==== EXTRAIT DU TEXTE

On trouve dans votre livre deux figures majeures, l’une appartient à la mythologie, Dionysos et l’autre à la philosophie, Hegel. Pouvez-vous donner quelques explications ?

Dionysos appartient fortement à la philosophie, à travers précisément les écrits de Hegel (La Phénoménologie de l’Esprit), mais aussi de Nietzsche (La Naissance de la Tragédie…). Dionysos est le dieu de l’excès, de l’ivresse, de la jubilation ! Ses Bacchantes nous invitent à faire renaître la Fête au cœur de la Cité, dérivent dans nos songes exaltés et brumeux, et nous convient à un sommeil réparateur, par-delà Bien et Mal !… Hegel, qui passe souvent pour un philosophe « austère » place son livre majeur, La Phénoménologie de l’Esprit, sous le signe de Dionysos, en définissant, dès sa préface, la vérité comme « un cortège dont pas un des membres n’est ivre »! Par cette allégeance à Dionysos, dont il tient la couronne de vignes entre ses mains, Hegel appartient à la mythologie.

========
==== LIGNES

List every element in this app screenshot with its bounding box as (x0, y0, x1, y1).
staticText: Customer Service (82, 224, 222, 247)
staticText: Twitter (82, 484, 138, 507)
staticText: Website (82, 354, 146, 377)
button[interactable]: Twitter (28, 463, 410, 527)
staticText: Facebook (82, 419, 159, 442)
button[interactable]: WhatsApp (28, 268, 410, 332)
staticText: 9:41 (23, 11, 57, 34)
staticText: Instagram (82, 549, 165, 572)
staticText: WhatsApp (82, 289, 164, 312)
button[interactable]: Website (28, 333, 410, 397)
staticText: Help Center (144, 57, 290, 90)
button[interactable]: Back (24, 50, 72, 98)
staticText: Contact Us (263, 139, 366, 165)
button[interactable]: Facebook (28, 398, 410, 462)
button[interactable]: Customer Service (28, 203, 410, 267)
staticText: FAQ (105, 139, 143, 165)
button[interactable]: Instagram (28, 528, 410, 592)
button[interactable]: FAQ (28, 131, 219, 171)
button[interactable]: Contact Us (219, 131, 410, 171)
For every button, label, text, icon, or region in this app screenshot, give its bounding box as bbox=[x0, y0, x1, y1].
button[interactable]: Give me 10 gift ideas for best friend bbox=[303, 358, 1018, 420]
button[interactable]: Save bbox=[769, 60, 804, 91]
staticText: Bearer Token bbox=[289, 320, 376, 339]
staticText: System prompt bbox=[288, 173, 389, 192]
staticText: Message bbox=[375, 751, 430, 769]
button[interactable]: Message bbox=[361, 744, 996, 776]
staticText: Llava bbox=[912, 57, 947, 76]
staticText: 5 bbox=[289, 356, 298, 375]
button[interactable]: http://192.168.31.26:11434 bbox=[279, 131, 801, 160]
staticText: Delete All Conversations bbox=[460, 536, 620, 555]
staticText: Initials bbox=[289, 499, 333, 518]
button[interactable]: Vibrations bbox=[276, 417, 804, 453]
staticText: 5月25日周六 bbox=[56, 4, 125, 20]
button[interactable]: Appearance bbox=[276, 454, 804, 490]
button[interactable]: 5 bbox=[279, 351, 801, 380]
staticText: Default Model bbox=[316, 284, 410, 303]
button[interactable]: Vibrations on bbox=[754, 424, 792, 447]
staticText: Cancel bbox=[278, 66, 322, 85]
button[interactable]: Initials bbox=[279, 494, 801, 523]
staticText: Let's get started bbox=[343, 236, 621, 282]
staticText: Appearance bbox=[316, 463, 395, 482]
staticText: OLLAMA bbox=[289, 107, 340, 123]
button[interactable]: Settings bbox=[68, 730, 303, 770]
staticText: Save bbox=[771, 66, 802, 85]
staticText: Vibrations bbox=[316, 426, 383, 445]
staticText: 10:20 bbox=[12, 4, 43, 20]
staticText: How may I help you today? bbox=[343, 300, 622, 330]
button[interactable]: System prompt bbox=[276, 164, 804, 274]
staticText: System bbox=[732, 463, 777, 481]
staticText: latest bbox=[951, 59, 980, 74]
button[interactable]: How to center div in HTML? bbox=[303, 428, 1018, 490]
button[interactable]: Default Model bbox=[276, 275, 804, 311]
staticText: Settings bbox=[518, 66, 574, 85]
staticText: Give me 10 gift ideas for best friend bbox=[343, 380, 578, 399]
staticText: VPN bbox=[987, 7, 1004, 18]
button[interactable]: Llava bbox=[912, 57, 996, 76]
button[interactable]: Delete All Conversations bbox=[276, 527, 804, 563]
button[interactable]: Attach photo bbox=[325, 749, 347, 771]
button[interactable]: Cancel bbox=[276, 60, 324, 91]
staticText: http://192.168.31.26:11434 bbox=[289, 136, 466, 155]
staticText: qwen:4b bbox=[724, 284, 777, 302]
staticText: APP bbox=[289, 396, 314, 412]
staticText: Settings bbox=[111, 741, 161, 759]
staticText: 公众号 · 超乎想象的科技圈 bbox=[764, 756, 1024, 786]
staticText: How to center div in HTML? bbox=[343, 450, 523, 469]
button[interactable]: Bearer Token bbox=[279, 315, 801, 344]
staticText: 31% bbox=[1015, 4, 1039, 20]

========

(CONSIGNE) Poursuivez l'extrait consacré à Dionysos et à Hegel à partir de sa dernière phrase.

(EXERCICE CORRIGÉ)
Ce type de recherche vous permettrait ainsi d’unir deux attitudes de l’esprit, la spéculation conceptuelle et l’intuition poétique?

Je ne conçois pas de concept vidé de toute intuition. Peut-être est-ce un reste de kantisme… Dans tous les cas, le concept doit s’unir à l’intuition poétique s’il ne veut pas se perdre dans une abstraction vide de sens ! Le Concept doit embrasser la Magie contenue dans le verbe poétique. La Magie est le courage du Philosophe, pourrait-on dire… Et pas simplement du philosophe. L’errance poétique est fondamentale pour tout discours qui se veut créatif. En gardant cela en tête, nous pouvons nous écrier avec joie que l’errance précède l’essence !

Avez-vous d’autres travaux en cours? Des publications ? Un nouveau recueil peut-être, car rappelons-le vous êtes professeur de philosophie mais aussi et peut-être surtout, un poète ?

Je souhaite continuer à travailler avec le plus de constance possible, avec le plus de vins d’Ardèche aussi ! Mon prochain recueil de poésies sort en janvier ! … Plusieurs articles sont en cours d’écriture et verront le jour prochainement. Un ouvrage collectif sur l’Arcadie va également voir le jour !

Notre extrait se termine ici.